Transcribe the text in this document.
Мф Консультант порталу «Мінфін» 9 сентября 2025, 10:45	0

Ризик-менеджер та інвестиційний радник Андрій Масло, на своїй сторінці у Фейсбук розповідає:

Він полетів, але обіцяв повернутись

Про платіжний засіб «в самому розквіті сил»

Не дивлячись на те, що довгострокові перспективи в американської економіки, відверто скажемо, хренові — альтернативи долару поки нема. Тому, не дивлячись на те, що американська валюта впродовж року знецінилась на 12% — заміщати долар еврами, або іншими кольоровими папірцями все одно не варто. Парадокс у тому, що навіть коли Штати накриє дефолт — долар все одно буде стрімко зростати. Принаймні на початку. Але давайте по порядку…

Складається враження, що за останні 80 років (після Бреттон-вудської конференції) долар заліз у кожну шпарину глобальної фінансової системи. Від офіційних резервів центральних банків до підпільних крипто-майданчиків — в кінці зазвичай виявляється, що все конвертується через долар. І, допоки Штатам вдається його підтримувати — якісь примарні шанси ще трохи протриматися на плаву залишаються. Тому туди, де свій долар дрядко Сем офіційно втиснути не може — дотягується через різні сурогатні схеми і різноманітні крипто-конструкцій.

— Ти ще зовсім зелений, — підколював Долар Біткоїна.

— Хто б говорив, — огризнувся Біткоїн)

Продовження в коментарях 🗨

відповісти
* * *
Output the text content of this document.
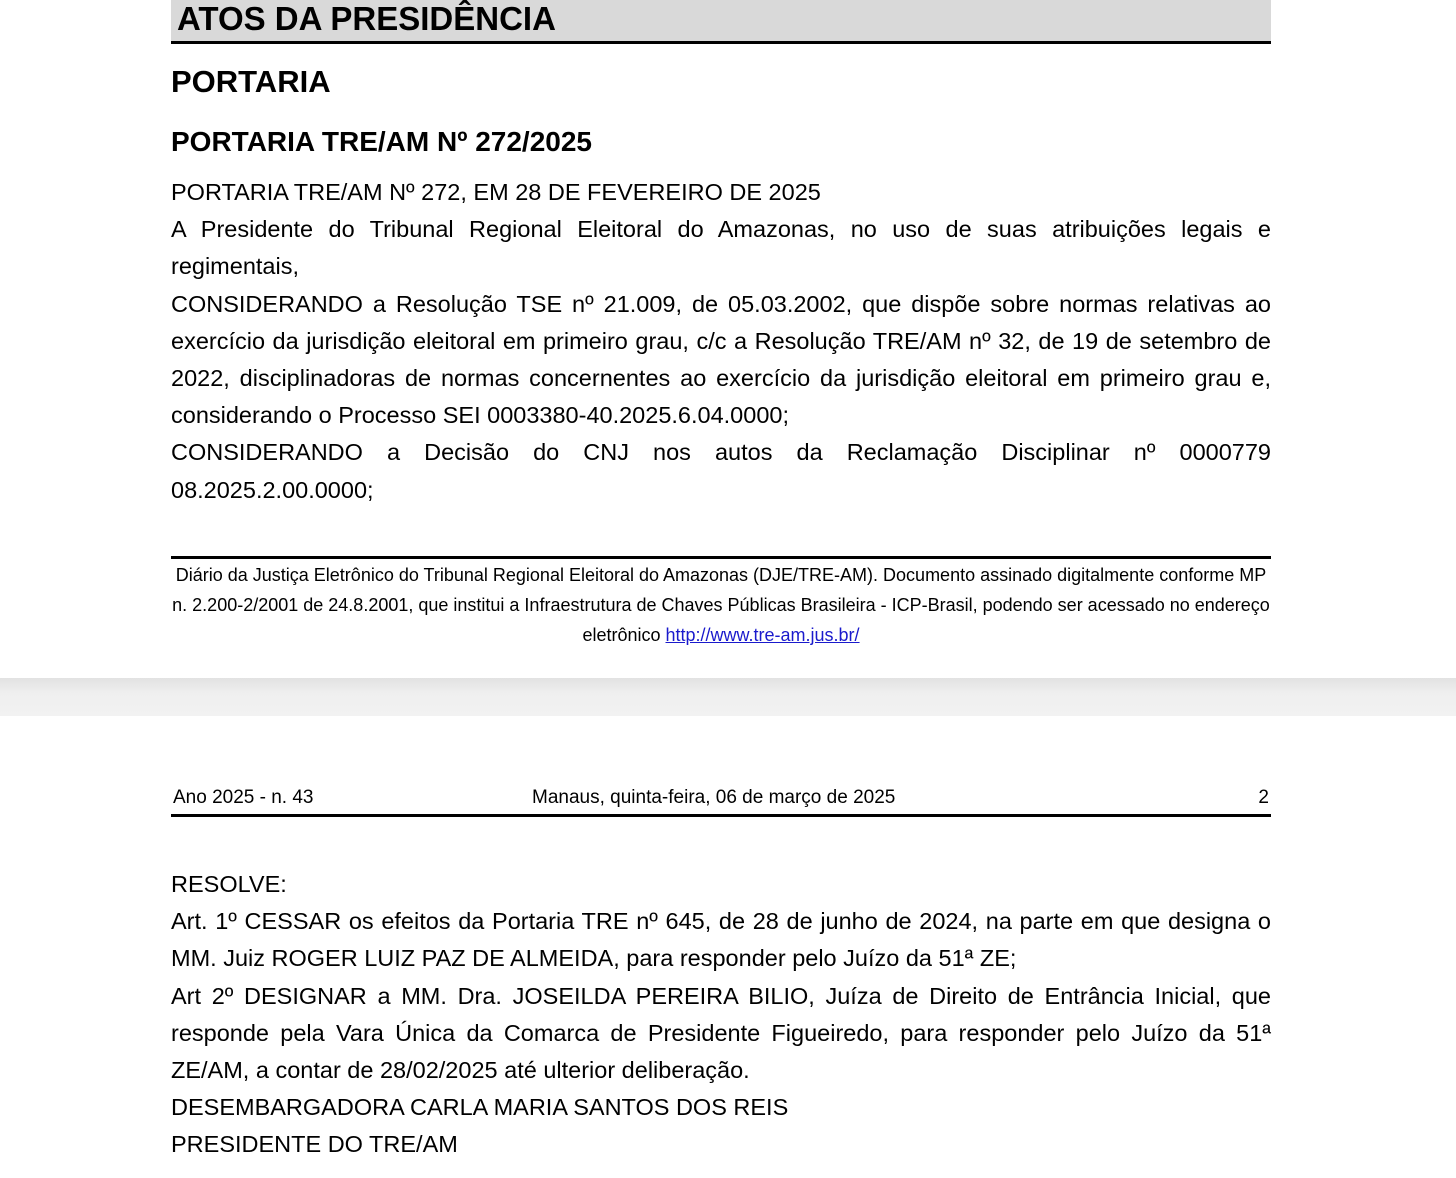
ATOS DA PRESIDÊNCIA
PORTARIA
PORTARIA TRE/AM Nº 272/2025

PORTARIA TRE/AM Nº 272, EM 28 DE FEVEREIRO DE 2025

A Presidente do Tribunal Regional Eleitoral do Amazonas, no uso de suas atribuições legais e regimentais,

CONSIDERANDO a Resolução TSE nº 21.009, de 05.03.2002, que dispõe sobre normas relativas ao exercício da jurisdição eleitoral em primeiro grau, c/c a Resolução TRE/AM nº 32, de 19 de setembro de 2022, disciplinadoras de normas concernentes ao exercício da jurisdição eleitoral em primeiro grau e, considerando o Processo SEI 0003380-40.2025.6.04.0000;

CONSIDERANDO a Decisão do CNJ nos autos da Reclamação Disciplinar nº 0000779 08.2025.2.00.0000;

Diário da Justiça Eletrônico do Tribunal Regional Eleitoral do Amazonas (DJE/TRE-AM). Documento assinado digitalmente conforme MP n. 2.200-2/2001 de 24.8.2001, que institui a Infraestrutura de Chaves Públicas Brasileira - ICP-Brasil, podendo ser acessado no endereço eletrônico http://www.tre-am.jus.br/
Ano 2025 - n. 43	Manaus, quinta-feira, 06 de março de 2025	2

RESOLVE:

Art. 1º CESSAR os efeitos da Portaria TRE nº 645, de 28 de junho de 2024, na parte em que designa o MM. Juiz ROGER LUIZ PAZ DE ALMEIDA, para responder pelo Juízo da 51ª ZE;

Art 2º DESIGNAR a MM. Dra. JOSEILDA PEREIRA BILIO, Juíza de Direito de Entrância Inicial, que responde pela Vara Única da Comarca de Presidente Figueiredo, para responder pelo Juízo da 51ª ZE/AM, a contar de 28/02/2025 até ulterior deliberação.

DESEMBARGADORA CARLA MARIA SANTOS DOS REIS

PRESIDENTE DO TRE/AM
==
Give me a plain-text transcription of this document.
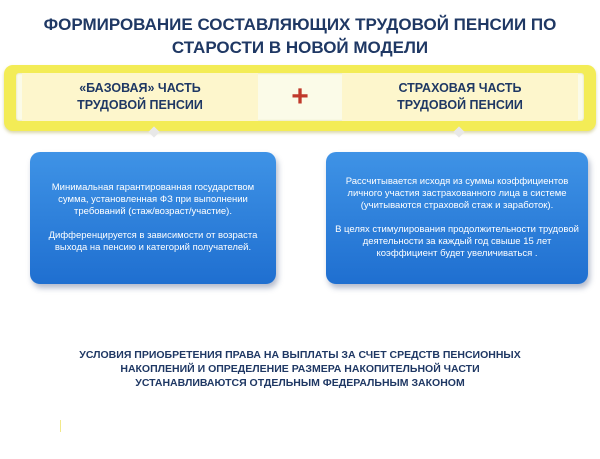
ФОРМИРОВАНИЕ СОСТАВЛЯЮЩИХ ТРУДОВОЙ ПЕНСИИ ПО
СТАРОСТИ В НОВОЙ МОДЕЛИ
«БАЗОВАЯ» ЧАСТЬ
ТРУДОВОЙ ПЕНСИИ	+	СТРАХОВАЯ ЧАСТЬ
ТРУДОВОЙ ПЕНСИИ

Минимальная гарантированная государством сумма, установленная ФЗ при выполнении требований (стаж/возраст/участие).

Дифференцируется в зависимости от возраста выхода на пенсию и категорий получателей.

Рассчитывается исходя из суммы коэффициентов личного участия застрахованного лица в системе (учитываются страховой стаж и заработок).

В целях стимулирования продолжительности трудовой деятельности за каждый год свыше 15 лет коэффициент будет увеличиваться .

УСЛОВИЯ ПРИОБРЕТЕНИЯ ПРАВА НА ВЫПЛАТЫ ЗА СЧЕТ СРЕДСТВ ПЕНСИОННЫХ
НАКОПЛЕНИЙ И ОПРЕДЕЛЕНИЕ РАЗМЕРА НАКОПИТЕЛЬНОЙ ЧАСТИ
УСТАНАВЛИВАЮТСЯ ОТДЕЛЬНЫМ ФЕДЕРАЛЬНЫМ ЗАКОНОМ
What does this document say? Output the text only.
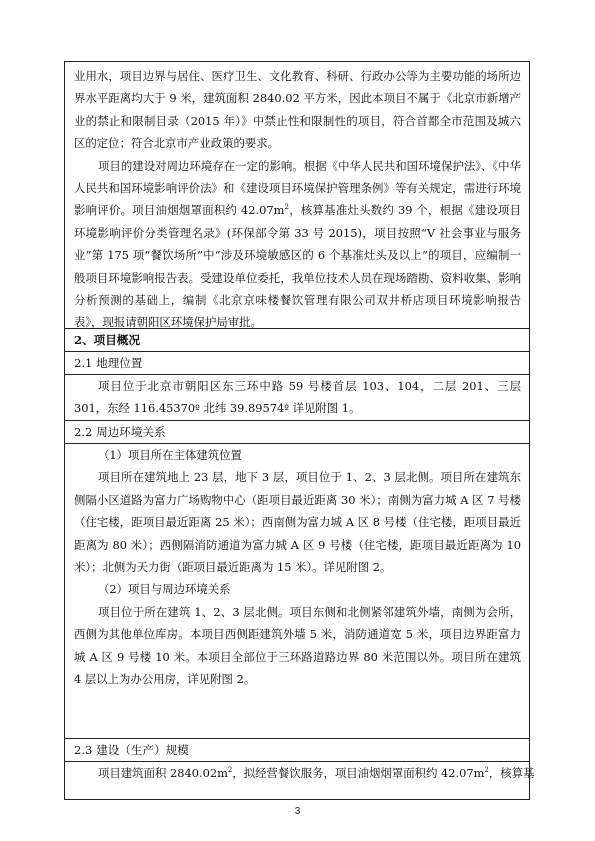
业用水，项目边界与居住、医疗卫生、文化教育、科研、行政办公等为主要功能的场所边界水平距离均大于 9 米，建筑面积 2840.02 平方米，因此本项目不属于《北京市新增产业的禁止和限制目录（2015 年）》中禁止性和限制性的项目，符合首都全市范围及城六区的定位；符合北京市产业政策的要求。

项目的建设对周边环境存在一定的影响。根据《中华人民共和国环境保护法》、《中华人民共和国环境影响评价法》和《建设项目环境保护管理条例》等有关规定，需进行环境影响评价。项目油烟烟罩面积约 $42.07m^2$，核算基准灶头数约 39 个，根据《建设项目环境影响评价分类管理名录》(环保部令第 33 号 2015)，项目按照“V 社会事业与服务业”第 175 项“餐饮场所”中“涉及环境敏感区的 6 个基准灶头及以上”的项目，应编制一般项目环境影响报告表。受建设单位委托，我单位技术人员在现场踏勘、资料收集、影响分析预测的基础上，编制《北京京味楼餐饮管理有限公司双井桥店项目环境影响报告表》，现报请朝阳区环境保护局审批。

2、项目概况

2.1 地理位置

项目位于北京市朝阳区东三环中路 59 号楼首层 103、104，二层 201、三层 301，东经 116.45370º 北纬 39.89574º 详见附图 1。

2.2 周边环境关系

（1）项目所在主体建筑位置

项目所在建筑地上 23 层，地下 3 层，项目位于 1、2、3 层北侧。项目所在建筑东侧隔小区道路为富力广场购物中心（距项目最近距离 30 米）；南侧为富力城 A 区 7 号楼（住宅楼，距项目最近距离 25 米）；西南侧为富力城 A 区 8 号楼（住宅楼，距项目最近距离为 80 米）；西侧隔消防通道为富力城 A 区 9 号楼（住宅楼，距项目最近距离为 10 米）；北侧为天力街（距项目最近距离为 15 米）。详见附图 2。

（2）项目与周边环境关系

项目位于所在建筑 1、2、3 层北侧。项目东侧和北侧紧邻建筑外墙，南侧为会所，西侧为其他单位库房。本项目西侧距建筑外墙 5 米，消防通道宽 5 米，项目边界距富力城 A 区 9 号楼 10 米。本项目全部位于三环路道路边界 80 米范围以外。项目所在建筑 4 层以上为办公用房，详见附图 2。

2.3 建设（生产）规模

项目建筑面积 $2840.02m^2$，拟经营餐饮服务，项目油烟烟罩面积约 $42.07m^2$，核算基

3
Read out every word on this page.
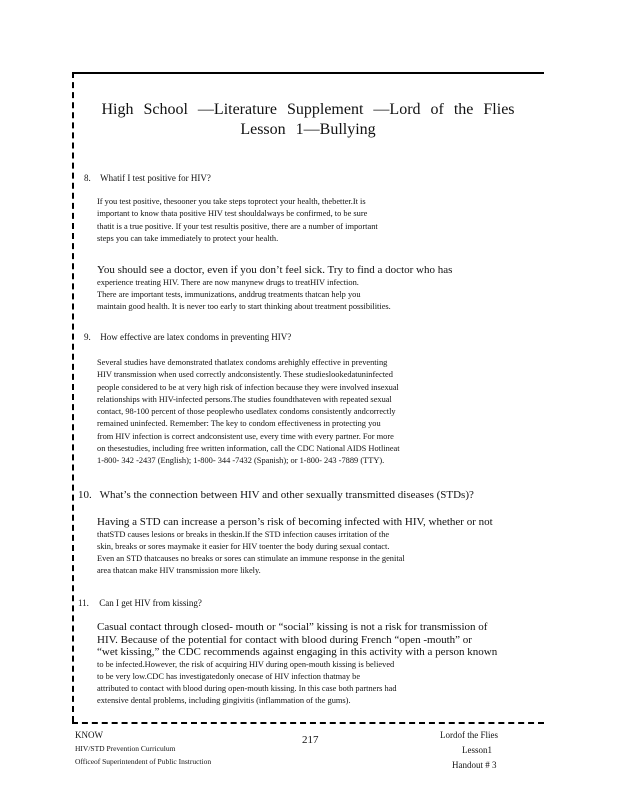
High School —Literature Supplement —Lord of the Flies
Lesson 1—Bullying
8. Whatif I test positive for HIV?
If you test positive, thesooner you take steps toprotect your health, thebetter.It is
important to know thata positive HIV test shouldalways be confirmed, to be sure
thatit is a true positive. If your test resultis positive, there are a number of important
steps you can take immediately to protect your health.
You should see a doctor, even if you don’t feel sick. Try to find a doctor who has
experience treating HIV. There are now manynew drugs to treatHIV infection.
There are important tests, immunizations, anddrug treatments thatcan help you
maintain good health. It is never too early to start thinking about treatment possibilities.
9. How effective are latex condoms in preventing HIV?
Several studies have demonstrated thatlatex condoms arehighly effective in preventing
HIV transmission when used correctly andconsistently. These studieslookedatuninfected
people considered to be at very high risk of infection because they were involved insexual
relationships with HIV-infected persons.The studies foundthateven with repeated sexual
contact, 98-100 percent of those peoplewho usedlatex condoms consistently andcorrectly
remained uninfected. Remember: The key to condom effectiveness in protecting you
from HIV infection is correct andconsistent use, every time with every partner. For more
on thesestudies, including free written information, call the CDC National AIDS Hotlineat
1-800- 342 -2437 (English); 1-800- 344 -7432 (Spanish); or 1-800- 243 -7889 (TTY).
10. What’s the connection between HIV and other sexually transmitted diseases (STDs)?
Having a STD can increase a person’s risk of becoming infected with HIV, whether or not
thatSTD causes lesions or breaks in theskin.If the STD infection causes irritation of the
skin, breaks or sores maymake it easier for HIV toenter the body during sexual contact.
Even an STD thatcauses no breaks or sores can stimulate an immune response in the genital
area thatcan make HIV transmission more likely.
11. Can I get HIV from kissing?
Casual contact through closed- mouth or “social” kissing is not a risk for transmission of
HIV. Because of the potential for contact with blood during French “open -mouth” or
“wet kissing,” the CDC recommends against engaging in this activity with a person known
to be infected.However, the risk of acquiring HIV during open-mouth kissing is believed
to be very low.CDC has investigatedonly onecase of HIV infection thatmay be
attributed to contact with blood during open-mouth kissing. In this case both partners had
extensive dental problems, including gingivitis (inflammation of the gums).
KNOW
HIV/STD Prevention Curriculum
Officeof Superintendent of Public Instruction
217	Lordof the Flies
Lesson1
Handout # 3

■ **SET PROBLEM**
Copy out each line of the data containing the string "项目油烟烟罩面积约".

■ **SOLUTION TO THE EXERCISE**
项目的建设对周边环境存在一定的影响。根据《中华人民共和国环境保护法》、《中华人民共和国环境影响评价法》和《建设项目环境保护管理条例》等有关规定，需进行环境影响评价。项目油烟烟罩面积约 $42.07m^2$，核算基准灶头数约 39 个，根据《建设项目环境影响评价分类管理名录》(环保部令第 33 号 2015)，项目按照“V 社会事业与服务业”第 175 项“餐饮场所”中“涉及环境敏感区的 6 个基准灶头及以上”的项目，应编制一般项目环境影响报告表。受建设单位委托，我单位技术人员在现场踏勘、资料收集、影响分析预测的基础上，编制《北京京味楼餐饮管理有限公司双井桥店项目环境影响报告表》，现报请朝阳区环境保护局审批。
项目建筑面积 $2840.02m^2$，拟经营餐饮服务，项目油烟烟罩面积约 $42.07m^2$，核算基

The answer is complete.